Below is a block of records; repeat each one exactly.

----------

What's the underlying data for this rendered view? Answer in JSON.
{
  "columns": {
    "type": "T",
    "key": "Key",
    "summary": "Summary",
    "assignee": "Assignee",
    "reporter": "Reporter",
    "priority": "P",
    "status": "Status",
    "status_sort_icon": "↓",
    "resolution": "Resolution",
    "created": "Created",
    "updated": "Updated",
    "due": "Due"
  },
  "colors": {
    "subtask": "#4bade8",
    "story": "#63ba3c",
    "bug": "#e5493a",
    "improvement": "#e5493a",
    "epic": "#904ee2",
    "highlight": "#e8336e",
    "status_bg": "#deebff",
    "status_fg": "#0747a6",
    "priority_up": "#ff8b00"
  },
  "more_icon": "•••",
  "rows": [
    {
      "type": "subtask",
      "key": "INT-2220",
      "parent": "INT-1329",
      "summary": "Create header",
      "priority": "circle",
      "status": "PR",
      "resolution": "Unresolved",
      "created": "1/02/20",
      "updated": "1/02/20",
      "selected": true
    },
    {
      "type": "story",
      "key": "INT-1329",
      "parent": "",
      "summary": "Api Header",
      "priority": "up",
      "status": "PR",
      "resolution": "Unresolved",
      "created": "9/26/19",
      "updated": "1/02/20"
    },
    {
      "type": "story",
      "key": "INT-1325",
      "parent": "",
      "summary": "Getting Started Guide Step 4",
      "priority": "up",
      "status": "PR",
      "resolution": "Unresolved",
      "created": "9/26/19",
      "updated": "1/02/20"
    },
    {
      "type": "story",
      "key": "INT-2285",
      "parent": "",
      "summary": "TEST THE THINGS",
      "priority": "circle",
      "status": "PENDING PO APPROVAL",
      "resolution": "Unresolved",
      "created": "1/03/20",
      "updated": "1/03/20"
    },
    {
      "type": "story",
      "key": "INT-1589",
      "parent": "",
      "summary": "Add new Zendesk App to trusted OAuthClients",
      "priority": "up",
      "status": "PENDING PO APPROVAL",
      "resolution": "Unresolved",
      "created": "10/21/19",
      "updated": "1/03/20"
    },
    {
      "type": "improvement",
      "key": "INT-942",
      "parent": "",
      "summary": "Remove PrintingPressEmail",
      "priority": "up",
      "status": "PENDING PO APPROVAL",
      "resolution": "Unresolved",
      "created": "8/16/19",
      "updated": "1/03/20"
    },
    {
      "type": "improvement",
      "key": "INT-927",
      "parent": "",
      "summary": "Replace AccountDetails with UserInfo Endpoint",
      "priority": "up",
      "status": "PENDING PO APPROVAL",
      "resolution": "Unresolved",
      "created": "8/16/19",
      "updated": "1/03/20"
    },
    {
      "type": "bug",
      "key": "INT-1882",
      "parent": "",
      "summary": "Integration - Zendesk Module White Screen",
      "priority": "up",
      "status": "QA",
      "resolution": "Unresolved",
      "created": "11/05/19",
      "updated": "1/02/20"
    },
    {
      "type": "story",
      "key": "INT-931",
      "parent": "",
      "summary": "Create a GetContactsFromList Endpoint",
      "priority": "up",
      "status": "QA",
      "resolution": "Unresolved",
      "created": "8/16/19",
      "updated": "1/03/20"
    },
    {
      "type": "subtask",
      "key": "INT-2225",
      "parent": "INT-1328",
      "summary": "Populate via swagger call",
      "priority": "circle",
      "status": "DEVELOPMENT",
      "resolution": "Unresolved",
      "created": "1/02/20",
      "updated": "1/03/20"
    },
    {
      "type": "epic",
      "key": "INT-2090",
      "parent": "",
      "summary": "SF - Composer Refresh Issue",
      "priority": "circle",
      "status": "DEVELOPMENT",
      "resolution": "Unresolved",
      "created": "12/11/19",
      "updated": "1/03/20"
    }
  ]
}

----------

§ **Output for this exercise**:
What's the underlying data for this rendered view? Answer in JSON.
{
  "columns": {
    "type": "T",
    "key": "Key",
    "summary": "Summary",
    "assignee": "Assignee",
    "reporter": "Reporter",
    "priority": "P",
    "status": "Status",
    "status_sort_icon": "↓",
    "resolution": "Resolution",
    "created": "Created",
    "updated": "Updated",
    "due": "Due"
  },
  "colors": {
    "subtask": "#4bade8",
    "story": "#63ba3c",
    "bug": "#e5493a",
    "improvement": "#e5493a",
    "epic": "#904ee2",
    "highlight": "#e8336e",
    "status_bg": "#deebff",
    "status_fg": "#0747a6",
    "priority_up": "#ff8b00"
  },
  "more_icon": "•••",
  "rows": [
    {
      "type": "subtask",
      "key": "INT-2220",
      "parent": "INT-1329",
      "summary": "Create header",
      "priority": "circle",
      "status": "PR",
      "resolution": "Unresolved",
      "created": "1/02/20",
      "updated": "1/02/20",
      "selected": true
    },
    {
      "type": "story",
      "key": "INT-1329",
      "parent": "",
      "summary": "Api Header",
      "priority": "up",
      "status": "PR",
      "resolution": "Unresolved",
      "created": "9/26/19",
      "updated": "1/02/20"
    },
    {
      "type": "story",
      "key": "INT-1325",
      "parent": "",
      "summary": "Getting Started Guide Step 4",
      "priority": "up",
      "status": "PR",
      "resolution": "Unresolved",
      "created": "9/26/19",
      "updated": "1/02/20"
    },
    {
      "type": "story",
      "key": "INT-2285",
      "parent": "",
      "summary": "TEST THE THINGS",
      "priority": "circle",
      "status": "PENDING PO APPROVAL",
      "resolution": "Unresolved",
      "created": "1/03/20",
      "updated": "1/03/20"
    },
    {
      "type": "story",
      "key": "INT-1589",
      "parent": "",
      "summary": "Add new Zendesk App to trusted OAuthClients",
      "priority": "up",
      "status": "PENDING PO APPROVAL",
      "resolution": "Unresolved",
      "created": "10/21/19",
      "updated": "1/03/20"
    },
    {
      "type": "improvement",
      "key": "INT-942",
      "parent": "",
      "summary": "Remove PrintingPressEmail",
      "priority": "up",
      "status": "PENDING PO APPROVAL",
      "resolution": "Unresolved",
      "created": "8/16/19",
      "updated": "1/03/20"
    },
    {
      "type": "improvement",
      "key": "INT-927",
      "parent": "",
      "summary": "Replace AccountDetails with UserInfo Endpoint",
      "priority": "up",
      "status": "PENDING PO APPROVAL",
      "resolution": "Unresolved",
      "created": "8/16/19",
      "updated": "1/03/20"
    },
    {
      "type": "bug",
      "key": "INT-1882",
      "parent": "",
      "summary": "Integration - Zendesk Module White Screen",
      "priority": "up",
      "status": "QA",
      "resolution": "Unresolved",
      "created": "11/05/19",
      "updated": "1/02/20"
    },
    {
      "type": "story",
      "key": "INT-931",
      "parent": "",
      "summary": "Create a GetContactsFromList Endpoint",
      "priority": "up",
      "status": "QA",
      "resolution": "Unresolved",
      "created": "8/16/19",
      "updated": "1/03/20"
    },
    {
      "type": "subtask",
      "key": "INT-2225",
      "parent": "INT-1328",
      "summary": "Populate via swagger call",
      "priority": "circle",
      "status": "DEVELOPMENT",
      "resolution": "Unresolved",
      "created": "1/02/20",
      "updated": "1/03/20"
    },
    {
      "type": "epic",
      "key": "INT-2090",
      "parent": "",
      "summary": "SF - Composer Refresh Issue",
      "priority": "circle",
      "status": "DEVELOPMENT",
      "resolution": "Unresolved",
      "created": "12/11/19",
      "updated": "1/03/20"
    }
  ]
}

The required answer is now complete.